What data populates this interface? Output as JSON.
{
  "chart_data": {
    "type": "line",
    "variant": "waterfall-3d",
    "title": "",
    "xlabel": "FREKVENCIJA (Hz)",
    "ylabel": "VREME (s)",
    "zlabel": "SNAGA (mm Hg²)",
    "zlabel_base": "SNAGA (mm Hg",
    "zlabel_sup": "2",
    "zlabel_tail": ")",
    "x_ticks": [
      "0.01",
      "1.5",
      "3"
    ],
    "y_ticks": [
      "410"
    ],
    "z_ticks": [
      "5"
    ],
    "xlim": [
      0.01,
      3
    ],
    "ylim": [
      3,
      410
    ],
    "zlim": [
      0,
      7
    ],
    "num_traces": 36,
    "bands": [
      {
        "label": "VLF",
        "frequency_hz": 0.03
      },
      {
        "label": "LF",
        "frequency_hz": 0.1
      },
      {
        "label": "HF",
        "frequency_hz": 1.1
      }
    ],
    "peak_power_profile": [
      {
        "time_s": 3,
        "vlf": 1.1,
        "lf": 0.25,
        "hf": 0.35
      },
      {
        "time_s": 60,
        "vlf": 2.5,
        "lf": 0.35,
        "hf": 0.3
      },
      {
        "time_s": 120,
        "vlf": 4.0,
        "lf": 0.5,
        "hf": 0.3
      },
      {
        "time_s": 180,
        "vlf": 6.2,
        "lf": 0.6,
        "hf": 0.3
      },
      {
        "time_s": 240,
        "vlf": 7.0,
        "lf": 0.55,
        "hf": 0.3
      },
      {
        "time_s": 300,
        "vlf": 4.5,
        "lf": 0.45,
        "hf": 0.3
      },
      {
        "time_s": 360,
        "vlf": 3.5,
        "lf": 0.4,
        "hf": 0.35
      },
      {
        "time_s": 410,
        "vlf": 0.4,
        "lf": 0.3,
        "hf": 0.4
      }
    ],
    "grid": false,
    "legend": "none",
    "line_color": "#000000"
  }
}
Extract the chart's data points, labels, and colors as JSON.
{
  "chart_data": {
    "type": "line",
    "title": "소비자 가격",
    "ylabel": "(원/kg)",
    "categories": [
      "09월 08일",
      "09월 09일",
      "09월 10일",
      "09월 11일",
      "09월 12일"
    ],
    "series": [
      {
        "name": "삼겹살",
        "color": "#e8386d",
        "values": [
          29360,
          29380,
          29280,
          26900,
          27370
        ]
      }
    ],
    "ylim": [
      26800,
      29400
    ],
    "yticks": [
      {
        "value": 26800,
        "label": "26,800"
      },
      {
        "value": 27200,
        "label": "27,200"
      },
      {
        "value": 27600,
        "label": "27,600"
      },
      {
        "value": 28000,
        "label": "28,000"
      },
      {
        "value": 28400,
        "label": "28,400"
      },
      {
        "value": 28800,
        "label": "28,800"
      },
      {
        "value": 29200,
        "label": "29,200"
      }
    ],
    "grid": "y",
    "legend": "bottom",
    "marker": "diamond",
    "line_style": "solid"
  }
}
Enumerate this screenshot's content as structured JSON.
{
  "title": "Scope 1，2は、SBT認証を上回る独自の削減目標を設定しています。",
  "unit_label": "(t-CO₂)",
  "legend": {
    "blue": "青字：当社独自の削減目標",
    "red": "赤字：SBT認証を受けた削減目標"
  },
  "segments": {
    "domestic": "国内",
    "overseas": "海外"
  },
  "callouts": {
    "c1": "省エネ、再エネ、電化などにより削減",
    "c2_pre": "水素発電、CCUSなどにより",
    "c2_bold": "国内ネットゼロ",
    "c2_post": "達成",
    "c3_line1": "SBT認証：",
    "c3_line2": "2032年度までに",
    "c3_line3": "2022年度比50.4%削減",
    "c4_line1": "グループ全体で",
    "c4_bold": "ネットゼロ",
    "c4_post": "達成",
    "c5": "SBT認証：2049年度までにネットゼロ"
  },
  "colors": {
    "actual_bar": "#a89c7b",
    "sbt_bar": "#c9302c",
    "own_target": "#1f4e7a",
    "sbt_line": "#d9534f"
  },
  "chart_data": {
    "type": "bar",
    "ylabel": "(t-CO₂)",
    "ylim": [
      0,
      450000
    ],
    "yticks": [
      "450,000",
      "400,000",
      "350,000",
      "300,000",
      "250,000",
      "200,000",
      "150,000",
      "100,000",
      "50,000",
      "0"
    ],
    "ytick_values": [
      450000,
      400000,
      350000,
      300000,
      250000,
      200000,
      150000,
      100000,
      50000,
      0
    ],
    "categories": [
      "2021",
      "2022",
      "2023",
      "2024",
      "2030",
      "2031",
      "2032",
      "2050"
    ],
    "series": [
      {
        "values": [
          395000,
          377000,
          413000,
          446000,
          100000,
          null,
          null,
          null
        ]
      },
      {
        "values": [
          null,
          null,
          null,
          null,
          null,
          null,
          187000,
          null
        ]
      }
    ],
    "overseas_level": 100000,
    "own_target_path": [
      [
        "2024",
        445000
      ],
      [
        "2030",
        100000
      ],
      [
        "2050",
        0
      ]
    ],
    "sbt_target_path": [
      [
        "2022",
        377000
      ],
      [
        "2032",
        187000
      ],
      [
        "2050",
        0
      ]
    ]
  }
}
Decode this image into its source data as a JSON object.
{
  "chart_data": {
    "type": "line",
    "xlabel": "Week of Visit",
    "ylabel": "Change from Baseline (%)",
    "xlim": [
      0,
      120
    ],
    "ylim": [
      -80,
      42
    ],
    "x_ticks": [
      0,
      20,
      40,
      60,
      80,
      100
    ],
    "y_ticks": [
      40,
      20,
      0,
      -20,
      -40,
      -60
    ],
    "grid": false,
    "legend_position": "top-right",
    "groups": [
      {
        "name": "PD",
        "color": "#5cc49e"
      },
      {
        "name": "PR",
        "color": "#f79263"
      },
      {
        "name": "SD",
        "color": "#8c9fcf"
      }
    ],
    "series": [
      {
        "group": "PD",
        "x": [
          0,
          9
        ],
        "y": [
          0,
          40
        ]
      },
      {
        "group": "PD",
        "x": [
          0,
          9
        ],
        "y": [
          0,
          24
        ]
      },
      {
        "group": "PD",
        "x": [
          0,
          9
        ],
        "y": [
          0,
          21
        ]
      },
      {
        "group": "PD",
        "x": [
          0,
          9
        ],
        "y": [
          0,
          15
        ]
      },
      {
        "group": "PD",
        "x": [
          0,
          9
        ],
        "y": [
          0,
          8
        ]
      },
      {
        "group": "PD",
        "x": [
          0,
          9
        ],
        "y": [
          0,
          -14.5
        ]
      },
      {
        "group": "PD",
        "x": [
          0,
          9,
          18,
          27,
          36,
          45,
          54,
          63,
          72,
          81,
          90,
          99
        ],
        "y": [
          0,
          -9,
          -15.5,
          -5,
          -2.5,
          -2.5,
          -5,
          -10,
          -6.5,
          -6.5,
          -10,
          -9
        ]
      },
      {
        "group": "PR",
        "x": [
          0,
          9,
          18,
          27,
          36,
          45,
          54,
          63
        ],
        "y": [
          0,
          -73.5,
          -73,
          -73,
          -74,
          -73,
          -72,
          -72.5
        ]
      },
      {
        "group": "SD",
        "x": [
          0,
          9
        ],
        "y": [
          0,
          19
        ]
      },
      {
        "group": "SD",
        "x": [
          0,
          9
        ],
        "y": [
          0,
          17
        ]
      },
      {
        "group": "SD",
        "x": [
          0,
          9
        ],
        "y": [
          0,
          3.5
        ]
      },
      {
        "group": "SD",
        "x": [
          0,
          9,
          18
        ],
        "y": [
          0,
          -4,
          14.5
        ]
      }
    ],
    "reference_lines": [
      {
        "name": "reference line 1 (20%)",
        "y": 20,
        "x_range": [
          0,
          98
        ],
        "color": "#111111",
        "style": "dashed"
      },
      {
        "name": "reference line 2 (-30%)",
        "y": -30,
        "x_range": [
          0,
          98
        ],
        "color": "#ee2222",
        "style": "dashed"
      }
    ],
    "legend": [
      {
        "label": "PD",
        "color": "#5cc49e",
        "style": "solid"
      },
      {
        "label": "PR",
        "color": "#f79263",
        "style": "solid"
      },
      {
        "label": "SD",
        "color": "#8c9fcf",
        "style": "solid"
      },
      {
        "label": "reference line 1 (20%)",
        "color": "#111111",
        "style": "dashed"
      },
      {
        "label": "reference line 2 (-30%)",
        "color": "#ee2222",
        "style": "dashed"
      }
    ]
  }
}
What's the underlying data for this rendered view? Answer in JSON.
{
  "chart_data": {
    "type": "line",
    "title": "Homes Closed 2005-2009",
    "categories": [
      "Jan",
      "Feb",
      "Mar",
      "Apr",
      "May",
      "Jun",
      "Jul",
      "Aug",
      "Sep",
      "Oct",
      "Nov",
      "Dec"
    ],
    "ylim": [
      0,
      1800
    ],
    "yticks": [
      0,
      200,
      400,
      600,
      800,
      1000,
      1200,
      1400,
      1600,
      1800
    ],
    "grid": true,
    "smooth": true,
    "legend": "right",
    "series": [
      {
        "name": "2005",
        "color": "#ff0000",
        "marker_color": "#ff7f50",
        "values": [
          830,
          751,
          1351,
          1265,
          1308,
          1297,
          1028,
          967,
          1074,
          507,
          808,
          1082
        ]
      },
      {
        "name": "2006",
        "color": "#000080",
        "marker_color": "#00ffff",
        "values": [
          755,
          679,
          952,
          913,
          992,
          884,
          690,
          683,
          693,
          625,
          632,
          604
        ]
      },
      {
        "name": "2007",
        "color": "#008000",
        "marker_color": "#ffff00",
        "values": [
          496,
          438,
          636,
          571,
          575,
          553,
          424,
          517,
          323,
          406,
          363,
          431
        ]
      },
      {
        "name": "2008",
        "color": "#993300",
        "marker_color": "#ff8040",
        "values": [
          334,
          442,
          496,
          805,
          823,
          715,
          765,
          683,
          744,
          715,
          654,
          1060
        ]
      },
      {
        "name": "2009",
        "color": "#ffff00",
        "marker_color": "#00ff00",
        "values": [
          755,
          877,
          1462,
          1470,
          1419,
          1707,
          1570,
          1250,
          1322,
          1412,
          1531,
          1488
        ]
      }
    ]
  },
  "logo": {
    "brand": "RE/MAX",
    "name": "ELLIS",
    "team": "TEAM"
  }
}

- INSTRUCTIONS FOR THE TASK
Return each line among the entries that holds the word "grid".

- COMPLETED TASK
    "grid": false,
    "grid": "y",
    "grid": false,
    "grid": true,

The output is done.